(Figure record extracts)
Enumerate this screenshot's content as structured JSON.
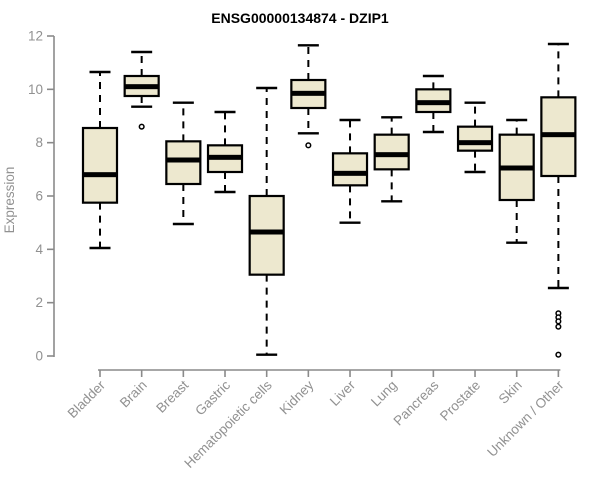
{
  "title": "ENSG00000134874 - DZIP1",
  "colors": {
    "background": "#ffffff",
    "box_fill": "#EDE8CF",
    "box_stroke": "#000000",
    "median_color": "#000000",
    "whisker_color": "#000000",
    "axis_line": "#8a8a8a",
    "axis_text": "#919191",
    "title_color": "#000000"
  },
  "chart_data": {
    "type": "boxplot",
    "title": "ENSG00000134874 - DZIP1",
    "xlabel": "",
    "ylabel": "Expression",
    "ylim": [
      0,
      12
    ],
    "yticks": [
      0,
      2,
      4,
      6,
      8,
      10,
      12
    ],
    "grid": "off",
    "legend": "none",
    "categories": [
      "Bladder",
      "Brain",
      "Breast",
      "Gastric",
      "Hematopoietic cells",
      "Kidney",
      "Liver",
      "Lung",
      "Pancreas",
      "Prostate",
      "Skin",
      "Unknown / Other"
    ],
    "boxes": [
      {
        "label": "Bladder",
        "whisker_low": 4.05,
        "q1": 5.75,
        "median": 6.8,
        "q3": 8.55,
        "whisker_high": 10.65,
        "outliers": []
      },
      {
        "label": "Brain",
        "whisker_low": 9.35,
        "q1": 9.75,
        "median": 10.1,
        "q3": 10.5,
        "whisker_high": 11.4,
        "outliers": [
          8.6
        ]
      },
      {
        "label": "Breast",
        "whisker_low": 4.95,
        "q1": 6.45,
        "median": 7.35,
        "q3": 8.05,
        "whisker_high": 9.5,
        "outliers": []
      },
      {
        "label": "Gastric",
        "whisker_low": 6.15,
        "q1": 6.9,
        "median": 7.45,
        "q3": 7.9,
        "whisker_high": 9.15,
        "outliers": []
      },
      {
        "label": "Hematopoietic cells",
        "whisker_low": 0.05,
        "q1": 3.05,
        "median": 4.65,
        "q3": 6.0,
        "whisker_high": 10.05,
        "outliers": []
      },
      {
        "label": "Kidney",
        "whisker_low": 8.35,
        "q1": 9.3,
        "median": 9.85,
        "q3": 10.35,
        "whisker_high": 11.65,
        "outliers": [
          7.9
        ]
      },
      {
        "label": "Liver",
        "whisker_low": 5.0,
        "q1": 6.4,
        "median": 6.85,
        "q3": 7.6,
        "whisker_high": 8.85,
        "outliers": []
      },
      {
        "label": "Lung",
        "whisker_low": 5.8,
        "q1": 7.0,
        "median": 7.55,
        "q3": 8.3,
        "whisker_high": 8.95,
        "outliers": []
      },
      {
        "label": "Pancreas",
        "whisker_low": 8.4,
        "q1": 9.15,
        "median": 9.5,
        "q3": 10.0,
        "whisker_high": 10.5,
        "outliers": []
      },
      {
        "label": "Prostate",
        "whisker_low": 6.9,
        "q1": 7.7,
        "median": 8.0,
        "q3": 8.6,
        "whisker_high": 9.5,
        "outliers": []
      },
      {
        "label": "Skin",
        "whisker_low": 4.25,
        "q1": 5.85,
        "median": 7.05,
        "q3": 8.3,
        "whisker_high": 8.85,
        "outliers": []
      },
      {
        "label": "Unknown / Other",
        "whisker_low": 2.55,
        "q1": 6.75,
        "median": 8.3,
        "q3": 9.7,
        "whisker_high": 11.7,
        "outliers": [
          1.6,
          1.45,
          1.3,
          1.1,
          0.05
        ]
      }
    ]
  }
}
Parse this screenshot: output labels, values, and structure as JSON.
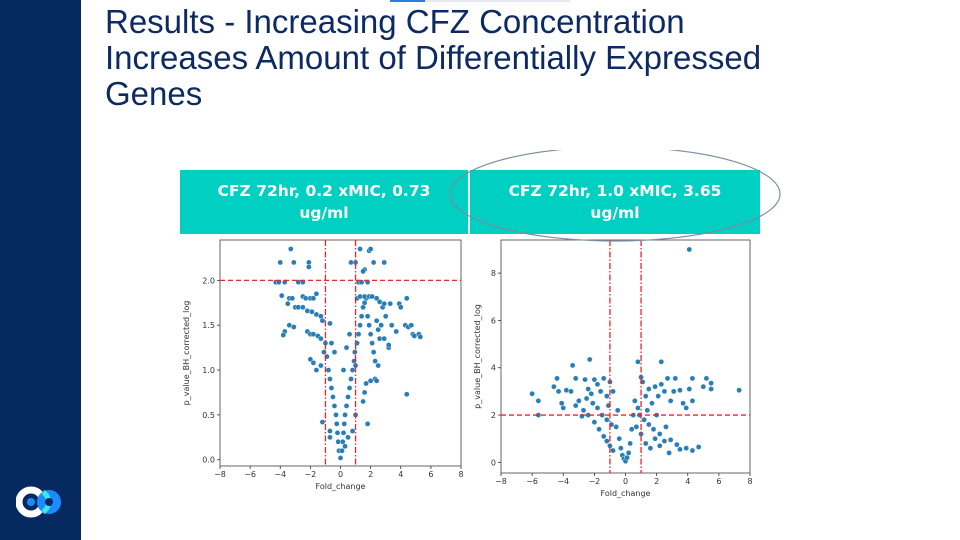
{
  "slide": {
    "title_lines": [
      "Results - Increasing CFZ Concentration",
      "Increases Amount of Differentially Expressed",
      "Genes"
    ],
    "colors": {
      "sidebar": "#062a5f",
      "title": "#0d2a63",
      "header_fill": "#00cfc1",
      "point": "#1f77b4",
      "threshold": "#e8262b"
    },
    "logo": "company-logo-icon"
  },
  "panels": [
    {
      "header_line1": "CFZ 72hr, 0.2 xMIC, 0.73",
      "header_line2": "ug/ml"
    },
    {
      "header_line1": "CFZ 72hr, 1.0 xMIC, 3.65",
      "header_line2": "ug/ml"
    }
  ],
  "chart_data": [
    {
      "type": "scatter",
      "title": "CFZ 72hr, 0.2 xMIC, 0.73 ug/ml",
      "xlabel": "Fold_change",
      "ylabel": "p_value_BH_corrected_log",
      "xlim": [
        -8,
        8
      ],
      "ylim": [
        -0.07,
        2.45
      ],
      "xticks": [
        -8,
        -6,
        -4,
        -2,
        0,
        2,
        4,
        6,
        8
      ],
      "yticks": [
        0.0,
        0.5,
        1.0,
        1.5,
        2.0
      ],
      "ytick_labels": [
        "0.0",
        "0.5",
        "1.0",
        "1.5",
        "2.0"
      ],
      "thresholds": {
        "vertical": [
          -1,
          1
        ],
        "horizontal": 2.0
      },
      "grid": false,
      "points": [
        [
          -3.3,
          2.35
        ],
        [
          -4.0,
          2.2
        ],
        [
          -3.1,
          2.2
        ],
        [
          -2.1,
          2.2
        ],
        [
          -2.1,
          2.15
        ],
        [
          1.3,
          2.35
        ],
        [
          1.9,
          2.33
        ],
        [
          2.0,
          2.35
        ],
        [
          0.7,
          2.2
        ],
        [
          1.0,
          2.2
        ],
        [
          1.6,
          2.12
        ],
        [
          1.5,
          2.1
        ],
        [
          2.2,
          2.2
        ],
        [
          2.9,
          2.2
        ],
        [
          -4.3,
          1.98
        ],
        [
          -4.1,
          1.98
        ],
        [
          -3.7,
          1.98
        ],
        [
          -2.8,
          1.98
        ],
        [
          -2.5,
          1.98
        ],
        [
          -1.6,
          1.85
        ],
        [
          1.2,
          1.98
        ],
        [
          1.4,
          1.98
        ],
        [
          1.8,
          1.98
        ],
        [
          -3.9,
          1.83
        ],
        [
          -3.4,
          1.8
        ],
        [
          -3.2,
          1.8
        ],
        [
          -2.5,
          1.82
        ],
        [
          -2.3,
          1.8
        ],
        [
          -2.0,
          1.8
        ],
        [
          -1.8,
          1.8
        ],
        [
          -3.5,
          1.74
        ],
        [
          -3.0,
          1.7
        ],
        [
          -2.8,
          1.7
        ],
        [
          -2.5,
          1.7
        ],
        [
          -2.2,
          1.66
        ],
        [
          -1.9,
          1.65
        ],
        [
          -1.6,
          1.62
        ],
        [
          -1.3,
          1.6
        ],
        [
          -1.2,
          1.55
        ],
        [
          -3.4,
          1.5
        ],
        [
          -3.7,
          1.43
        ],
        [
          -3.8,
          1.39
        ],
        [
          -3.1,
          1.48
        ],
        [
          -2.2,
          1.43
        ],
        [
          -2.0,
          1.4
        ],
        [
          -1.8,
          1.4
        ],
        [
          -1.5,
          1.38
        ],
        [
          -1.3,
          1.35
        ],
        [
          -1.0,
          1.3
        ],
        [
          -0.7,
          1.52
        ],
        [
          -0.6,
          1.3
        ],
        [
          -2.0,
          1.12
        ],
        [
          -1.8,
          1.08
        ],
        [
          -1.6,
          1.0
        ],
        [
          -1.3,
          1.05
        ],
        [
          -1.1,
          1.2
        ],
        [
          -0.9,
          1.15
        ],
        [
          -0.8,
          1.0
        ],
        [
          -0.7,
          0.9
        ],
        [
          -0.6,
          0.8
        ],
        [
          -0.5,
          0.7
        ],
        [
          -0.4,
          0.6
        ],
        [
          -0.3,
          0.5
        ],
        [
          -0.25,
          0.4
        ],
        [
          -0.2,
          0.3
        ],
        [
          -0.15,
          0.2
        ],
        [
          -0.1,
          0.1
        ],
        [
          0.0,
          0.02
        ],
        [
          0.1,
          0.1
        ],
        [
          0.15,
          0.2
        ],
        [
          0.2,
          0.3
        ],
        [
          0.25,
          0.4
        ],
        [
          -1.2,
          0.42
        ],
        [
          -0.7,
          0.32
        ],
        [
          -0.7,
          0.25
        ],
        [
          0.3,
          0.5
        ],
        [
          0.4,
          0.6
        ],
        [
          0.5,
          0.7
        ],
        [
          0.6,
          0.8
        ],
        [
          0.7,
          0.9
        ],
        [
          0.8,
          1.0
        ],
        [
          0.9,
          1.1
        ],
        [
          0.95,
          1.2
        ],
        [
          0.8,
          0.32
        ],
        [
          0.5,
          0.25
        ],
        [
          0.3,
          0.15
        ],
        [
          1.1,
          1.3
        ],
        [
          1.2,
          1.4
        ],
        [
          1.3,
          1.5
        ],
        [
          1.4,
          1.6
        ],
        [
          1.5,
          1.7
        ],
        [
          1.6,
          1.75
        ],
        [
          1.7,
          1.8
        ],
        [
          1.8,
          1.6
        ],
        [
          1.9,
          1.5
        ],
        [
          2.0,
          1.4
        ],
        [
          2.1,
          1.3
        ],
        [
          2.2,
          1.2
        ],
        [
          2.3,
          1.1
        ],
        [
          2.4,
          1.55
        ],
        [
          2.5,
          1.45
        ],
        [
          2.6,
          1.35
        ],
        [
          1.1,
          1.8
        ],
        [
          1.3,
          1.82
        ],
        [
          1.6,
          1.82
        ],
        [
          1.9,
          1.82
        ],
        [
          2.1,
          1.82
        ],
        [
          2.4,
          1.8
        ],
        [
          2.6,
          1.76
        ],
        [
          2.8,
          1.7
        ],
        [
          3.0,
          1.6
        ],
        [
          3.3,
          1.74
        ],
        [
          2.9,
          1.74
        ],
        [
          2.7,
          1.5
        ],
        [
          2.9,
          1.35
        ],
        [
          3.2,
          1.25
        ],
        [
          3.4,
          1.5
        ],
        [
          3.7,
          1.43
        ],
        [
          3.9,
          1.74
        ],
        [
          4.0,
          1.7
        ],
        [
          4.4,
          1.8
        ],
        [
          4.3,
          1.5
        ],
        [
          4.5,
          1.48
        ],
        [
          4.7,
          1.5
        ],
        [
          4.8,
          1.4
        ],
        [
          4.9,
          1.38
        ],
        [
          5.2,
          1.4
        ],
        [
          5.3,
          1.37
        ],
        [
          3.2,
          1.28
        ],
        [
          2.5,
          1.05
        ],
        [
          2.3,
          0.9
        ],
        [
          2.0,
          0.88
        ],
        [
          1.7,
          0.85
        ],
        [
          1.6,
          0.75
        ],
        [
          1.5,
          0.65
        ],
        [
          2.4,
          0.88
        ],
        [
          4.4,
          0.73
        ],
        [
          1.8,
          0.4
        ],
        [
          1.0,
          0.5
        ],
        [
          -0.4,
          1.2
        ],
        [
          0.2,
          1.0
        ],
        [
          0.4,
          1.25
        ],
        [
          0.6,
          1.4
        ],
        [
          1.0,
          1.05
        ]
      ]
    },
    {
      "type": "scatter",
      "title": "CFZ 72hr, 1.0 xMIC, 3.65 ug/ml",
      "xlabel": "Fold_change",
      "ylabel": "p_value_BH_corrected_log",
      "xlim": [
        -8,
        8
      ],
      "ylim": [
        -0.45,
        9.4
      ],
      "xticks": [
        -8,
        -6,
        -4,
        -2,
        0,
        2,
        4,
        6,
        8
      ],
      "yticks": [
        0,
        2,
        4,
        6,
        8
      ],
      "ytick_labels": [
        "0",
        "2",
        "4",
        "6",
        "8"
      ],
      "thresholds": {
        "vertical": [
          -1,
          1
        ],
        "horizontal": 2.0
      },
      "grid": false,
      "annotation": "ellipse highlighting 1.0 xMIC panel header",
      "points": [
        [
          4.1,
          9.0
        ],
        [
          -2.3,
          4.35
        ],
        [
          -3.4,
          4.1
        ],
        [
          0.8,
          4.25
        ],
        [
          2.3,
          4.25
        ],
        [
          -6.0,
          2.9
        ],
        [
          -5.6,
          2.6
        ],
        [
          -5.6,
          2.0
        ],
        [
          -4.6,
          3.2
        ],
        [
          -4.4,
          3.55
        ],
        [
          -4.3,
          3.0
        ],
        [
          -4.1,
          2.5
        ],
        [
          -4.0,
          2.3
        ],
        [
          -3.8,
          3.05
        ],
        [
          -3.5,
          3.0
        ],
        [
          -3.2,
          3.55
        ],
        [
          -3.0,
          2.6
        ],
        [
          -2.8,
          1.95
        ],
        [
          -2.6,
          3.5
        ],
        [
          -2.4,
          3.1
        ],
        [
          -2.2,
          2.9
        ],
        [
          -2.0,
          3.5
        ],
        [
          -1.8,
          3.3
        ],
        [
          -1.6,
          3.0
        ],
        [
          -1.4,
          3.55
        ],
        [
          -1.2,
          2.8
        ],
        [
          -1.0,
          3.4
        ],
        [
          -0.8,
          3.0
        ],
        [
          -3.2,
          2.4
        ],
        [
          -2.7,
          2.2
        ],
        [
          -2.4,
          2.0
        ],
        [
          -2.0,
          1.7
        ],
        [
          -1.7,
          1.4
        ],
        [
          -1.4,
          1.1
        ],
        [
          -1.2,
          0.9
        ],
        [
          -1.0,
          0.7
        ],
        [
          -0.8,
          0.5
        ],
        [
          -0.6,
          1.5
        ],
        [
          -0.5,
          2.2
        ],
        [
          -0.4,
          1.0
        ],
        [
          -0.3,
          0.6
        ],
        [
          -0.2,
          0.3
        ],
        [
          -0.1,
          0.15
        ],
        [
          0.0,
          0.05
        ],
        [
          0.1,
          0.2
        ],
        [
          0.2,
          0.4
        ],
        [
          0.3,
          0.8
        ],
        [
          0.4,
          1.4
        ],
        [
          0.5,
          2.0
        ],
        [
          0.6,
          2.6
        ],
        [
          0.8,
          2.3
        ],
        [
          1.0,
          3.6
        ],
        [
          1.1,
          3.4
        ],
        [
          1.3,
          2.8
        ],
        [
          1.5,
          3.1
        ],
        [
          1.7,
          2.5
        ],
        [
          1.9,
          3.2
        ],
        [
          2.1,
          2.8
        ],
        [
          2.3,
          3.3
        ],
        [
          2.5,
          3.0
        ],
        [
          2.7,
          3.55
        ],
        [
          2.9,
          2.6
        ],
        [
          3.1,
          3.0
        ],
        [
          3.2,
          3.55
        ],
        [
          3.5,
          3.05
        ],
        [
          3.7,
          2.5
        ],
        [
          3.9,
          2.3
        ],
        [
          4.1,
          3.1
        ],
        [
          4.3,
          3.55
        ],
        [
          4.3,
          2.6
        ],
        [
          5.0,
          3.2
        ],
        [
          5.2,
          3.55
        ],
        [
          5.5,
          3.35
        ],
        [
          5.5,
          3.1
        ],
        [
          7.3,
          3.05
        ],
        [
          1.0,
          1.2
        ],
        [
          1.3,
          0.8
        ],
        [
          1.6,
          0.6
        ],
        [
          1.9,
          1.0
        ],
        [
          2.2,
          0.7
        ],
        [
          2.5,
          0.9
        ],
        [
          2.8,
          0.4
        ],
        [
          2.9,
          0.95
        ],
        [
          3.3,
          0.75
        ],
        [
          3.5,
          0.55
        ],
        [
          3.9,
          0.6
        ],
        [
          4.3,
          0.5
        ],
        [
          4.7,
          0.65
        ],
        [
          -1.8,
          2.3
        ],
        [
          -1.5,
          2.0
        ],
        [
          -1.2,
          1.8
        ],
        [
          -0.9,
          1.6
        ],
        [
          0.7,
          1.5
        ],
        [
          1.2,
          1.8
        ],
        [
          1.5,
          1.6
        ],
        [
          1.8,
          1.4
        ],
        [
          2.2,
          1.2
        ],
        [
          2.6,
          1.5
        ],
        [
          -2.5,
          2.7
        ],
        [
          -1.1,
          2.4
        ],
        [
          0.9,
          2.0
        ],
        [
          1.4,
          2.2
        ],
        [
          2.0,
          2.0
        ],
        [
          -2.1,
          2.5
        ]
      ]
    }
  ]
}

* * *

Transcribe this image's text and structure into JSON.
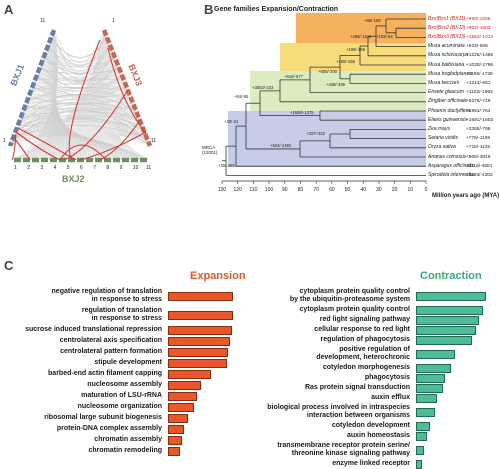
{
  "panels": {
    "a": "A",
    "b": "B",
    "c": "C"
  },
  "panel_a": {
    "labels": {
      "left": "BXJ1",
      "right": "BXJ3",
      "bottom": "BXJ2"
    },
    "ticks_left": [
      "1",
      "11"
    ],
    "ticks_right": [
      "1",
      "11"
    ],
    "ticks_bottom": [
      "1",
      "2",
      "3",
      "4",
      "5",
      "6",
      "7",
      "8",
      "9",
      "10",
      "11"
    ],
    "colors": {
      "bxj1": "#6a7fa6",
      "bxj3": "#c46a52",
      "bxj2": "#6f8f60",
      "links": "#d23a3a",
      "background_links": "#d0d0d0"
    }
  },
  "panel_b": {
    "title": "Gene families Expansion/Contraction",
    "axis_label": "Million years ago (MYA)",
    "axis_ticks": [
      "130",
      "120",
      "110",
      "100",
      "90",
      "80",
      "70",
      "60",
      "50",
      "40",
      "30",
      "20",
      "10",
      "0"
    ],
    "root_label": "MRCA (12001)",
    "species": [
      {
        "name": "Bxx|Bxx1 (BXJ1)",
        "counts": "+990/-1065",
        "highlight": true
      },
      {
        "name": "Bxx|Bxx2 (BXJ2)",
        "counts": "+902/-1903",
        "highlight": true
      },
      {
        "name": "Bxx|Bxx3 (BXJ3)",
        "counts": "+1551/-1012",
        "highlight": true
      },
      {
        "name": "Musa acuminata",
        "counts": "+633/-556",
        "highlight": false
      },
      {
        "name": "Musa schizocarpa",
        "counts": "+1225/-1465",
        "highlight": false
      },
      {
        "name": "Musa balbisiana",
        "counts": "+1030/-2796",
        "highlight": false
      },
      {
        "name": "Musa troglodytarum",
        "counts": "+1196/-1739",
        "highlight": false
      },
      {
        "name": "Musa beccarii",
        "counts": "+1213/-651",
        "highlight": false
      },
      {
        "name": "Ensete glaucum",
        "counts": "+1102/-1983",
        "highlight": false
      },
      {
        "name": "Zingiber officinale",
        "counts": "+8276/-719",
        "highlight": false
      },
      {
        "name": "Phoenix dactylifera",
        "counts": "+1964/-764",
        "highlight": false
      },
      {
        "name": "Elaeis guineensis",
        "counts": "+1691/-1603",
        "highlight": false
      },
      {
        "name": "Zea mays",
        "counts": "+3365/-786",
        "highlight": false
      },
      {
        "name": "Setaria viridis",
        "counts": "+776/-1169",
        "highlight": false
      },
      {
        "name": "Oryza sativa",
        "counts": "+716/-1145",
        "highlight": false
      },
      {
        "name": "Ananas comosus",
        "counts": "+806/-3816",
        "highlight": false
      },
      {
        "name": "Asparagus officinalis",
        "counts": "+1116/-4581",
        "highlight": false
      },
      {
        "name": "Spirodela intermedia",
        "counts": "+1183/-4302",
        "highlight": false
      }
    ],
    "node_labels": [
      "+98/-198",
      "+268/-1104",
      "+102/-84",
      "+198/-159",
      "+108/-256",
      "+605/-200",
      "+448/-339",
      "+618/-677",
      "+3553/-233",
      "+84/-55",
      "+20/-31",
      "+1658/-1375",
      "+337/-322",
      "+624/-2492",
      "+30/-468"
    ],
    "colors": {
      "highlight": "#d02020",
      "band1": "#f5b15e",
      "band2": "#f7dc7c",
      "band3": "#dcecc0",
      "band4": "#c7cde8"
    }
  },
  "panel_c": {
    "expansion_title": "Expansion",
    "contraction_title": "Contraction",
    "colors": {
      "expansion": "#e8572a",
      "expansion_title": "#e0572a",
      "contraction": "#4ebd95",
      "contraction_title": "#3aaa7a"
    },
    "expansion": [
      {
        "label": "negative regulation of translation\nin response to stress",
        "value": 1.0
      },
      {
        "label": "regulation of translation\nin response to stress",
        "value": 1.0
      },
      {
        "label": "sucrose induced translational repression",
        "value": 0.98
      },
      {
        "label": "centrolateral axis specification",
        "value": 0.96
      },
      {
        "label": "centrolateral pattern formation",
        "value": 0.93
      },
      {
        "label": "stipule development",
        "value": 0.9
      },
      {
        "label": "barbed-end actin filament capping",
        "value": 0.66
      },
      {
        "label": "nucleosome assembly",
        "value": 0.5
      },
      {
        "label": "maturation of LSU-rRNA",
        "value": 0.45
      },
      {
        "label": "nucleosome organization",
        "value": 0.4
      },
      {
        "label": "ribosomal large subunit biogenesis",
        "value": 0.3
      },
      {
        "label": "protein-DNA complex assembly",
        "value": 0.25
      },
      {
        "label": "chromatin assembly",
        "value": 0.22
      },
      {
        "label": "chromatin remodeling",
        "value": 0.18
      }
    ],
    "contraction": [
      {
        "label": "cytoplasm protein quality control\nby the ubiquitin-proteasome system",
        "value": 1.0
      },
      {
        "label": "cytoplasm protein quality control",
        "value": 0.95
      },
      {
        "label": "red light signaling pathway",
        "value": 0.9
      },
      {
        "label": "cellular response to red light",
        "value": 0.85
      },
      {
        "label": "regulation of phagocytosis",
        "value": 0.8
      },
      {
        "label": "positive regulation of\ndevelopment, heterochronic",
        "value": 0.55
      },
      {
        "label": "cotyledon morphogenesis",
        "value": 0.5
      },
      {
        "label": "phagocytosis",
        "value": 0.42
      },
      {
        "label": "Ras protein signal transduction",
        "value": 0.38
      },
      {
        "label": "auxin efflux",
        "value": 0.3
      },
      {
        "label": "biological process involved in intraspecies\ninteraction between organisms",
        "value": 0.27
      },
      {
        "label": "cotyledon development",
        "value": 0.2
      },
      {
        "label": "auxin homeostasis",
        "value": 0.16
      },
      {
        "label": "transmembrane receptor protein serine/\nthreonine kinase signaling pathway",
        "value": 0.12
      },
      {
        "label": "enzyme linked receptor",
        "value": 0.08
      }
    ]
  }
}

Task directions
Count, in the records above, the lines that contain "this", and write only the resulting number.

Reply
3